_Brief 1:_ In the records below, turn the lines into a numbered list, leaving out any blank lines. Start with the line containing "Enumerate the UI" and continue through the line containing "part-heading: PRVNÍ ČÁST: CESTA", including both of those lines and nothing else.

Enter a group of researchers from multiple institutions who recently synthesized data from across the Northeast U.S., including the Virginia Coast Reserve (VCR) LTER, to better understand how Hurricane Sandy influenced marsh elevation both north and south of the hurricane’s landfall. Spearheaded by Dr. Alice Yeates from the University of Minnesota, the study set out to determine the short-term impacts of Hurricane Sandy at 223 SET stations in estuarine marshes across the entire region, comparing post-storm surface elevation change with pre-storm elevation trends. VCR LTER has one of the longest running data sets of marsh elevation in the world and provided data from 15 surface elevation table (SET) stations. “The VCR LTER was a very small, but important part of the picture,” says Dr. Linda Blum, a co-author of the study and VCR data contributor. “The idea of long-term data was really crucial and had a huge role in this regional scale study.”

_Entries supplied:_
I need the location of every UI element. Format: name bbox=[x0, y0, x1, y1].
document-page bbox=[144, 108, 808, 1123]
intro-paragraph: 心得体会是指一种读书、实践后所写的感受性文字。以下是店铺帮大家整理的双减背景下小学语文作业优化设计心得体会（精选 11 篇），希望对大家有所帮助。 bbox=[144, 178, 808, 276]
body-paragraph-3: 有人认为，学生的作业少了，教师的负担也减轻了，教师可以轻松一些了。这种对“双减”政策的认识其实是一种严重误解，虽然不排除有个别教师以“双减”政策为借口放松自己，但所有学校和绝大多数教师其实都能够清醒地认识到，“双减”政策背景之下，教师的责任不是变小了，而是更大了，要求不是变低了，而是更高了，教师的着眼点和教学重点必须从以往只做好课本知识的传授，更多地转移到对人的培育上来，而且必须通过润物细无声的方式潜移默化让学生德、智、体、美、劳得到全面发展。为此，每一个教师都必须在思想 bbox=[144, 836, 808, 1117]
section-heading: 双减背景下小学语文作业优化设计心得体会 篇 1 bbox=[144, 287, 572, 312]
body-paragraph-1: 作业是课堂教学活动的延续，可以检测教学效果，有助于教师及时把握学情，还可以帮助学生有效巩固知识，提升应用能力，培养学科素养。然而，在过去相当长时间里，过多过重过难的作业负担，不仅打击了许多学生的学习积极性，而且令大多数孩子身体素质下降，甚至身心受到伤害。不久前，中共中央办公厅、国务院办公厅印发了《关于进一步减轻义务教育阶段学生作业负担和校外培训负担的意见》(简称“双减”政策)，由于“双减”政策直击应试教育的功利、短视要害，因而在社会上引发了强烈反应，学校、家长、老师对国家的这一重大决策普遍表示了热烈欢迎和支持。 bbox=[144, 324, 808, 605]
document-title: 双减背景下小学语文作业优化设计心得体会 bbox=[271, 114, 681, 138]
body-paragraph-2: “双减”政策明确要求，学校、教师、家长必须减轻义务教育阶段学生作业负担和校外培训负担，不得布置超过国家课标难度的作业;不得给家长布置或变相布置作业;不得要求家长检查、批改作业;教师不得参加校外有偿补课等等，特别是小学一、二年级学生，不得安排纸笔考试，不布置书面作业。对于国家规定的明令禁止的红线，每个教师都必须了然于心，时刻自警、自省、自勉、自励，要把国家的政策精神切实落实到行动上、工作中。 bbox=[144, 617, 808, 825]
==
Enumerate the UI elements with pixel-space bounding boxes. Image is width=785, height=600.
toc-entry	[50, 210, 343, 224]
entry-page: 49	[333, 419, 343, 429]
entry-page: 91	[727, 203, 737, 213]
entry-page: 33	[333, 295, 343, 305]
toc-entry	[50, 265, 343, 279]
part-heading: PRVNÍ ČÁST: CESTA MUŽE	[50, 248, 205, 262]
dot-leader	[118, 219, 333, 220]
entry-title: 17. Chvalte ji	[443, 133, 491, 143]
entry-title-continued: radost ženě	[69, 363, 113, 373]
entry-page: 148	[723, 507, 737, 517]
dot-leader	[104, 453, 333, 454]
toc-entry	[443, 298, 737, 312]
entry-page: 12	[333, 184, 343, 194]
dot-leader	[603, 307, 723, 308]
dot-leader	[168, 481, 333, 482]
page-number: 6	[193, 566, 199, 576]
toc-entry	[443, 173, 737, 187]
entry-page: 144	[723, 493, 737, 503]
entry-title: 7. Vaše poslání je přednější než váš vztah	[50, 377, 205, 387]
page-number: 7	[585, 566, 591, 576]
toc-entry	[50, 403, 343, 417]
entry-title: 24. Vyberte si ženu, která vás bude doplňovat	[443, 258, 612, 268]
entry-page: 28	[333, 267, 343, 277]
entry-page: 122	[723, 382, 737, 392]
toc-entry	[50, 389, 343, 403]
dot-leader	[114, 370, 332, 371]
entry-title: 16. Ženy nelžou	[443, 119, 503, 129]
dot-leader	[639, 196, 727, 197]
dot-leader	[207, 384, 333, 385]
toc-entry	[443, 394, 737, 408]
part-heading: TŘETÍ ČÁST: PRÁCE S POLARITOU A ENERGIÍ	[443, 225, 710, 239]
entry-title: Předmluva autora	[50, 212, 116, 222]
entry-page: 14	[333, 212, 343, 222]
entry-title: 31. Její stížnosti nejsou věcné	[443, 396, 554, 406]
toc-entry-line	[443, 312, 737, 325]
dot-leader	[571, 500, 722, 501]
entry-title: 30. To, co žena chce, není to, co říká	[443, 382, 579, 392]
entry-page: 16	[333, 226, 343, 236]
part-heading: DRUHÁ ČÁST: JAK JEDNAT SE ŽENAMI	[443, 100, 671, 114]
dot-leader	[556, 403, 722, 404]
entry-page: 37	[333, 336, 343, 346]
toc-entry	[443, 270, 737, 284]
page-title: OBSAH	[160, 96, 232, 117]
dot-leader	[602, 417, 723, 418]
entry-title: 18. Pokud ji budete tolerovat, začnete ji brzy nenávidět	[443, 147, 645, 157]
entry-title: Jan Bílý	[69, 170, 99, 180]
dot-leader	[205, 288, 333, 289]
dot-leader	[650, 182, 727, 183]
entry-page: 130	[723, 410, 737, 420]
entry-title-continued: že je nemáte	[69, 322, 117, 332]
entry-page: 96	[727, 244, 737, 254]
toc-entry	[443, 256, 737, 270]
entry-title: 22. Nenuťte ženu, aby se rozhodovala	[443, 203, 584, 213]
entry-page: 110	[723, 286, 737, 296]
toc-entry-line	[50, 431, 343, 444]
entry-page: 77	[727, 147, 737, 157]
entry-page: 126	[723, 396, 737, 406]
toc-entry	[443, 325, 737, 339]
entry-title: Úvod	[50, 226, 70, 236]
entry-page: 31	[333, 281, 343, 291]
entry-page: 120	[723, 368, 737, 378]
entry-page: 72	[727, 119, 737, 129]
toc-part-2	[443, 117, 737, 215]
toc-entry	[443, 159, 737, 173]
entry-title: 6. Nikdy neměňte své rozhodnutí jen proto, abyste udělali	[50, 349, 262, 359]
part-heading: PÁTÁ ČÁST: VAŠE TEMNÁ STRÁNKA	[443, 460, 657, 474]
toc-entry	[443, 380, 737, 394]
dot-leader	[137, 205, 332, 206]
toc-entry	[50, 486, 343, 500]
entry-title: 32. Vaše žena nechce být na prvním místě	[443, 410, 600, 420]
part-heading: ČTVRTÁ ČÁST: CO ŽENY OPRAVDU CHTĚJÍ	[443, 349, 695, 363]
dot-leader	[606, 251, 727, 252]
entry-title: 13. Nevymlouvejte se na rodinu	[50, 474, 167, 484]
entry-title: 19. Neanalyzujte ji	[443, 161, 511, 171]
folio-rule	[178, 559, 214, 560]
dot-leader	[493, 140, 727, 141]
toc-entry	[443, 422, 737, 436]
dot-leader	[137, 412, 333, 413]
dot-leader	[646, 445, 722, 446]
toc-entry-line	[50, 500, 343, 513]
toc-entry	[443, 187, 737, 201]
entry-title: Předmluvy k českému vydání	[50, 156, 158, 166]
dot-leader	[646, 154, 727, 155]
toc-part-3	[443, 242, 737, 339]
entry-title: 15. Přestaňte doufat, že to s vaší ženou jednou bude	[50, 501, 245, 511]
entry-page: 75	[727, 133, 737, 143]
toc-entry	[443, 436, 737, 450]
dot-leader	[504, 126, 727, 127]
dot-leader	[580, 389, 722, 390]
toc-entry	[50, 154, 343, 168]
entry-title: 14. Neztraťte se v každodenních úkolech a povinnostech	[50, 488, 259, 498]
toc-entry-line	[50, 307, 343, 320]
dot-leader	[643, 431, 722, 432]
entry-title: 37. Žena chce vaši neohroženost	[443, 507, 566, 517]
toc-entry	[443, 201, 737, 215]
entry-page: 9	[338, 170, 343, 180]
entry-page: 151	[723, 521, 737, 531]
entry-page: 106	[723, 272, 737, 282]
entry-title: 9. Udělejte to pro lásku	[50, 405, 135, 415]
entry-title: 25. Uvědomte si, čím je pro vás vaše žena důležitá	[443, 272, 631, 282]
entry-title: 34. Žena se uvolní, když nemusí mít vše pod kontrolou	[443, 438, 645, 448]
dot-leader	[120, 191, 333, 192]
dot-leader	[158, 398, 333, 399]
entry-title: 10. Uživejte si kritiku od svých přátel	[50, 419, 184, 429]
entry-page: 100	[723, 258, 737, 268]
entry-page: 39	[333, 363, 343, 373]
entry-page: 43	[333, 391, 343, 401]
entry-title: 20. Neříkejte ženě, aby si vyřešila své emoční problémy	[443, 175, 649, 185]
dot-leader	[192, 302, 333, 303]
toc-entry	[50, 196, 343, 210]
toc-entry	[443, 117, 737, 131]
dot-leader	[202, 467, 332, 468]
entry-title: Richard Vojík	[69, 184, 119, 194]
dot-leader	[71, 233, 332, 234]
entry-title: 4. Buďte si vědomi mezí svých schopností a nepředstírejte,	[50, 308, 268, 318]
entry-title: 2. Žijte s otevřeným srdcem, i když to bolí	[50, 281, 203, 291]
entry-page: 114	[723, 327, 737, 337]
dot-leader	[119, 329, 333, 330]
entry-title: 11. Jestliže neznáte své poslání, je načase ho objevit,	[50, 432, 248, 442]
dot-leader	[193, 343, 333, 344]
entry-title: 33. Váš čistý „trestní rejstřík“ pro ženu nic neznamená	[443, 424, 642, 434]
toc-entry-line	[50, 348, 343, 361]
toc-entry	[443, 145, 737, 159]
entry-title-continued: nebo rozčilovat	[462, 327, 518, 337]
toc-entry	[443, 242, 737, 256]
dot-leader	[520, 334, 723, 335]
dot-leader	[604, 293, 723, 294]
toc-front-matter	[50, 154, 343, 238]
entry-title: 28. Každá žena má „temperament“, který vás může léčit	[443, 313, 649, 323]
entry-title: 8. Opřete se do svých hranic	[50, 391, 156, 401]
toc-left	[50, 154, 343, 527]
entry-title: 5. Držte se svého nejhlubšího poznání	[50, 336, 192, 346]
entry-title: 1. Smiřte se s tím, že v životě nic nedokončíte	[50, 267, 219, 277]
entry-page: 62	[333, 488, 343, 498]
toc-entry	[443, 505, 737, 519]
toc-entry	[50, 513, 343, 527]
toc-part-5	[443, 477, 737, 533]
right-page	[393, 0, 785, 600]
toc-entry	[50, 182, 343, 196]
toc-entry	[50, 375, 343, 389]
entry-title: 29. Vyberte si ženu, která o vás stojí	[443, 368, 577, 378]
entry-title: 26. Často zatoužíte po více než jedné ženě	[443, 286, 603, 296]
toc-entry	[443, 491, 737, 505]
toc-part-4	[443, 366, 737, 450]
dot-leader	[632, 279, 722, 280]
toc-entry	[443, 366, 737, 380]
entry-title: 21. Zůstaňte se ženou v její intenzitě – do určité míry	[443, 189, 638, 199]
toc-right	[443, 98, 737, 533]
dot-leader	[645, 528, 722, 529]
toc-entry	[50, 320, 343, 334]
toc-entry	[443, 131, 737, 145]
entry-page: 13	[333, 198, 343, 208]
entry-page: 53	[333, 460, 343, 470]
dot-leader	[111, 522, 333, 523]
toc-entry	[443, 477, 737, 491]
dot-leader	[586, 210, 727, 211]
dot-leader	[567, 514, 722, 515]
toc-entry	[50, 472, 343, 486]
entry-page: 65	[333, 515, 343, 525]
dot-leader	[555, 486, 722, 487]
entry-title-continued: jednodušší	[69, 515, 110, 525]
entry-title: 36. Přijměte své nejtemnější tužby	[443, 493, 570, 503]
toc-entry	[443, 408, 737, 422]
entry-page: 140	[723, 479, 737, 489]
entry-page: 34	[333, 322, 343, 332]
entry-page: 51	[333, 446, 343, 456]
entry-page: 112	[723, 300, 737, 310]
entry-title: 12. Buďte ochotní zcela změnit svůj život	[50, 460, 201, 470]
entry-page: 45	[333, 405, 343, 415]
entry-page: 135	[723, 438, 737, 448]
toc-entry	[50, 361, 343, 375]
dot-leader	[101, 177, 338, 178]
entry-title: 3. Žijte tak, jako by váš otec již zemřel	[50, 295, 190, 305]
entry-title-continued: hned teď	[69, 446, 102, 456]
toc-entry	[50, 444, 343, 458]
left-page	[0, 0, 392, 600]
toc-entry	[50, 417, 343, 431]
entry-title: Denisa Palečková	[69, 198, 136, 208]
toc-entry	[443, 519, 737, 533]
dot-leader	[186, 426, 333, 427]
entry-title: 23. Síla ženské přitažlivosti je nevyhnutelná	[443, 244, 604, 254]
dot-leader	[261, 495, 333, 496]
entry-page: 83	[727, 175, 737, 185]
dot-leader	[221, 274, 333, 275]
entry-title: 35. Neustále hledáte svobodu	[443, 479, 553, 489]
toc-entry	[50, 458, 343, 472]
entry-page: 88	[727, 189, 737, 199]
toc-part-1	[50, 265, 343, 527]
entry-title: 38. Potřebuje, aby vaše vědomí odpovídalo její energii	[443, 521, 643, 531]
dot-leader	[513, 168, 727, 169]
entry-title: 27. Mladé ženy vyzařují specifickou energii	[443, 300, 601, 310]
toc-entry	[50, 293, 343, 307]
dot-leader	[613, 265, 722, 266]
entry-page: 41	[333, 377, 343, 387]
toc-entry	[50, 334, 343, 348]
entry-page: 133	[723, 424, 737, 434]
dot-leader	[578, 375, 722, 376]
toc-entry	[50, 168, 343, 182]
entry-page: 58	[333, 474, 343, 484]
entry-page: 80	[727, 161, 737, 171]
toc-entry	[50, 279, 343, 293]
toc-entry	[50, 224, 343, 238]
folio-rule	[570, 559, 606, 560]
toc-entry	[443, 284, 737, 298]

_Brief 2:_ According to the passage on Hurricane Sandy and marsh elevation, how many surface elevation table stations did the VCR LTER provide data from?

_Written response 1:_
1. Enumerate the UI elements with pixel-space bounding boxes. Image is width=785, height=600.
2. toc-entry	[50, 210, 343, 224]
3. entry-page: 49	[333, 419, 343, 429]
4. entry-page: 91	[727, 203, 737, 213]
5. entry-page: 33	[333, 295, 343, 305]
6. toc-entry	[50, 265, 343, 279]
7. part-heading: PRVNÍ ČÁST: CESTA MUŽE	[50, 248, 205, 262]

_Written response 2:_ 15